WHAT TO WORK ON: Copy every line in the records below that contains the word "pedálů".

AVAILABLE RECORDS:

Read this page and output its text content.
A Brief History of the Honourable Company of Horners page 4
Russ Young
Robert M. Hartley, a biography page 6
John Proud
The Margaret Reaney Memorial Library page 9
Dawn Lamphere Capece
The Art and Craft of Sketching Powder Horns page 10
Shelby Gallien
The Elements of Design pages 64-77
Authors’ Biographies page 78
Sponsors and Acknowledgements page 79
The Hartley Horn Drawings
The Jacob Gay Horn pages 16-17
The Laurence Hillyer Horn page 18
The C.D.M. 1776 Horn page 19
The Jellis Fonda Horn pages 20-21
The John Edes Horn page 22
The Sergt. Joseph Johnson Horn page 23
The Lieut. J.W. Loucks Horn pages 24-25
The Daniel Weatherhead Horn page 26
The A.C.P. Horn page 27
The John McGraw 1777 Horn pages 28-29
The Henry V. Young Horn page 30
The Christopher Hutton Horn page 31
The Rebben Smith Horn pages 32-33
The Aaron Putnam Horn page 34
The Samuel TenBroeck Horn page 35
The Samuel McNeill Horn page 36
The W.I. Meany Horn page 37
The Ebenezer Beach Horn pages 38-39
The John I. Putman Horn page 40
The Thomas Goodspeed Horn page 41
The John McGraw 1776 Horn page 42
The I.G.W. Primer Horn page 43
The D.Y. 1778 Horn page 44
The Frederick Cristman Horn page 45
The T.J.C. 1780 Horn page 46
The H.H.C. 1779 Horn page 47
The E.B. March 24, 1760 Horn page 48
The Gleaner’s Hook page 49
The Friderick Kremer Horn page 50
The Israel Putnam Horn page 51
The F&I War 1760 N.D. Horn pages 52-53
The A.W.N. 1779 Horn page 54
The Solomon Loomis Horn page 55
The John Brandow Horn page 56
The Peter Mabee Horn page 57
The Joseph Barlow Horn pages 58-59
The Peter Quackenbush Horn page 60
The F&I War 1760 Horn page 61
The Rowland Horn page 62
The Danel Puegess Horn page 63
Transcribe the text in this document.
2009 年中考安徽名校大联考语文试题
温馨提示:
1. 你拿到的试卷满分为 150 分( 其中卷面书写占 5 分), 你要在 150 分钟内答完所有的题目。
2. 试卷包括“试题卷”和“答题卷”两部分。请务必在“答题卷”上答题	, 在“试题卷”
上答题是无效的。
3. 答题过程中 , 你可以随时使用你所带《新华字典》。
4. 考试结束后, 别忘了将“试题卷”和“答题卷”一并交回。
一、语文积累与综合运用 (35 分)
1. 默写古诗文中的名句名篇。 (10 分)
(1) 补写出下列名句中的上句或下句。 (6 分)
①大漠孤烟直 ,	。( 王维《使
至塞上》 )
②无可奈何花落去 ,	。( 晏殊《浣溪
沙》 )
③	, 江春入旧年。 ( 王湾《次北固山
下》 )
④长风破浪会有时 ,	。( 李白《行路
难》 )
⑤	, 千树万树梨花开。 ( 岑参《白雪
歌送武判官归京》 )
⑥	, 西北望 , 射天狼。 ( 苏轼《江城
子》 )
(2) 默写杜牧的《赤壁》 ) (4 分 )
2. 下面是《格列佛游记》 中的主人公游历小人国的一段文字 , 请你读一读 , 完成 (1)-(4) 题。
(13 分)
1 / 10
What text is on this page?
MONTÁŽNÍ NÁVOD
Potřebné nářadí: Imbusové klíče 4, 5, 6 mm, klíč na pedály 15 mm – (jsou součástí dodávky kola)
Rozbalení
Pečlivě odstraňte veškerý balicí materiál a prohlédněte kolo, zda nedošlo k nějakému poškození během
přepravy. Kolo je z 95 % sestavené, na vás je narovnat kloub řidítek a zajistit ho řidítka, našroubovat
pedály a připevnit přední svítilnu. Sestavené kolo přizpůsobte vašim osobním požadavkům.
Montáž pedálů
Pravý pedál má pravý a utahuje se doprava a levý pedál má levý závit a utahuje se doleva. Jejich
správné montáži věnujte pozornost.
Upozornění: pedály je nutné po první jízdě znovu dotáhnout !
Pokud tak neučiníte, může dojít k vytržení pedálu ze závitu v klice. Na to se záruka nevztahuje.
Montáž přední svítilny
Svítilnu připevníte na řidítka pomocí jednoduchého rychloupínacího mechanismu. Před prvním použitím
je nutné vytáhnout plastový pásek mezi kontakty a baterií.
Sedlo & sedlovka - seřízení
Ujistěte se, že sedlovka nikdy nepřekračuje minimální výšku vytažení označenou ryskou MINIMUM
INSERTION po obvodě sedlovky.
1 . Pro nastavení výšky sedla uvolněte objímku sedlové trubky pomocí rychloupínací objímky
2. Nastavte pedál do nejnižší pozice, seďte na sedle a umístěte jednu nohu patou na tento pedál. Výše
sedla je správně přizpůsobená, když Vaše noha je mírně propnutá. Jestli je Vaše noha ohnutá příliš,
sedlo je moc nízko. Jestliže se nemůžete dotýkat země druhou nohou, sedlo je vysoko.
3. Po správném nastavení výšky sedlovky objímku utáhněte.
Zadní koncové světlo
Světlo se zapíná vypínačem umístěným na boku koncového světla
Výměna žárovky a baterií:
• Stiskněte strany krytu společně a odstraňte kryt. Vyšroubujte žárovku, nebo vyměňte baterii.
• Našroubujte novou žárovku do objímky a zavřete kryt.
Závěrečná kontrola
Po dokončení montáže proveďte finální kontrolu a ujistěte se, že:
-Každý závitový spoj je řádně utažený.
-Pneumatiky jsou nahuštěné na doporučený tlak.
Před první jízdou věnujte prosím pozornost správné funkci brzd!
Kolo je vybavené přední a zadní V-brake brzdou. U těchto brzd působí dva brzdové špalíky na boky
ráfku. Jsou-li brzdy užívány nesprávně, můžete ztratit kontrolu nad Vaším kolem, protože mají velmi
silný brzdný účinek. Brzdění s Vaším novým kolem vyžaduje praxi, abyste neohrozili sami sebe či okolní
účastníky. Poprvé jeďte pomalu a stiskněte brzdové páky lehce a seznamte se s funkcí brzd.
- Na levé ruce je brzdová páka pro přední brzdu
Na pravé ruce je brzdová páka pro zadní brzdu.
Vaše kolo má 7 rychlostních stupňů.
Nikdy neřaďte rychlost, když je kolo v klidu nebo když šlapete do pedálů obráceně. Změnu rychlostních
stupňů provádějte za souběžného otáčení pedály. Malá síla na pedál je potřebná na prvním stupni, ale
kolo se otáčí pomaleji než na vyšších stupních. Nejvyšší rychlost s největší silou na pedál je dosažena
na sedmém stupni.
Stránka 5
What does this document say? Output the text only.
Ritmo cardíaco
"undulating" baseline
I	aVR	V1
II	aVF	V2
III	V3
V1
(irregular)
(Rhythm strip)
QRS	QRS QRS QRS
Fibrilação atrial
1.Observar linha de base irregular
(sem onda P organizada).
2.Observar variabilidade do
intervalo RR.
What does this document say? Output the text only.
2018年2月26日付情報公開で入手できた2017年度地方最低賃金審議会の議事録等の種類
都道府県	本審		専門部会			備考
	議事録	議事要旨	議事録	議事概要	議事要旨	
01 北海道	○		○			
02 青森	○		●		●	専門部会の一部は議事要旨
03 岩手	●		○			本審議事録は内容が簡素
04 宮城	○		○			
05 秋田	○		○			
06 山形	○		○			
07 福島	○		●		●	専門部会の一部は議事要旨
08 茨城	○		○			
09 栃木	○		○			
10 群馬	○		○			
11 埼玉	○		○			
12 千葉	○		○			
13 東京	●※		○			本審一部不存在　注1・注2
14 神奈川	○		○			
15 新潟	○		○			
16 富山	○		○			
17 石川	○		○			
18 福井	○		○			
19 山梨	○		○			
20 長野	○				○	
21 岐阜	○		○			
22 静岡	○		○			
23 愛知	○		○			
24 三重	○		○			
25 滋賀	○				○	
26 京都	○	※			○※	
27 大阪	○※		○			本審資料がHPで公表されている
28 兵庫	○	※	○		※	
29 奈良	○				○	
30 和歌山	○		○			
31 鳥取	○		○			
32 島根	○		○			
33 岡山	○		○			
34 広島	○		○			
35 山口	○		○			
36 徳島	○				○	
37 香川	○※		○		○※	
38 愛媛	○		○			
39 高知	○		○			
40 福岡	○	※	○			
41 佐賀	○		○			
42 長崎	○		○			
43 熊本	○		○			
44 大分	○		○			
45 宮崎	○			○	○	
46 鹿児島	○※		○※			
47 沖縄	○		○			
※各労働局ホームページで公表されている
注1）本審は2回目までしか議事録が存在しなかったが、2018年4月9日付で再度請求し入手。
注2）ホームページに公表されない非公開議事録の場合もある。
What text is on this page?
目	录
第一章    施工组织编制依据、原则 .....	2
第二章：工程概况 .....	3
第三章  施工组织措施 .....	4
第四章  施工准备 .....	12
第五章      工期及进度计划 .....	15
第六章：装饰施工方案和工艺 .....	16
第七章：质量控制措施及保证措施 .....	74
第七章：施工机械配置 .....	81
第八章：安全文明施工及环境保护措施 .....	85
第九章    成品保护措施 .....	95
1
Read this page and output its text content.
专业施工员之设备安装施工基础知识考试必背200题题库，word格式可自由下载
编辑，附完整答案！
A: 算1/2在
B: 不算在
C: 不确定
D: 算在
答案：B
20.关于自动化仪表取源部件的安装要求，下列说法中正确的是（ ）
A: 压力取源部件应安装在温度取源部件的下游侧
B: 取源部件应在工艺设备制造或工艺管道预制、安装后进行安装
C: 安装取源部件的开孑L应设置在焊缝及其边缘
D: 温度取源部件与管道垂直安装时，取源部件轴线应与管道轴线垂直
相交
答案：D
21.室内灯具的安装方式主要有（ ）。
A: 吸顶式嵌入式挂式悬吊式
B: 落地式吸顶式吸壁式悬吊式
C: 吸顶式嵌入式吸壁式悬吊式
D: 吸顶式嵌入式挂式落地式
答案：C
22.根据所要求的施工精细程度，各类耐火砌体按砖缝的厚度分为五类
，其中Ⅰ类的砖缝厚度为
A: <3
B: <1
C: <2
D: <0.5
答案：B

TASK OUTPUT:
Montáž pedálů
Nikdy neřaďte rychlost, když je kolo v klidu nebo když šlapete do pedálů obráceně. Změnu rychlostních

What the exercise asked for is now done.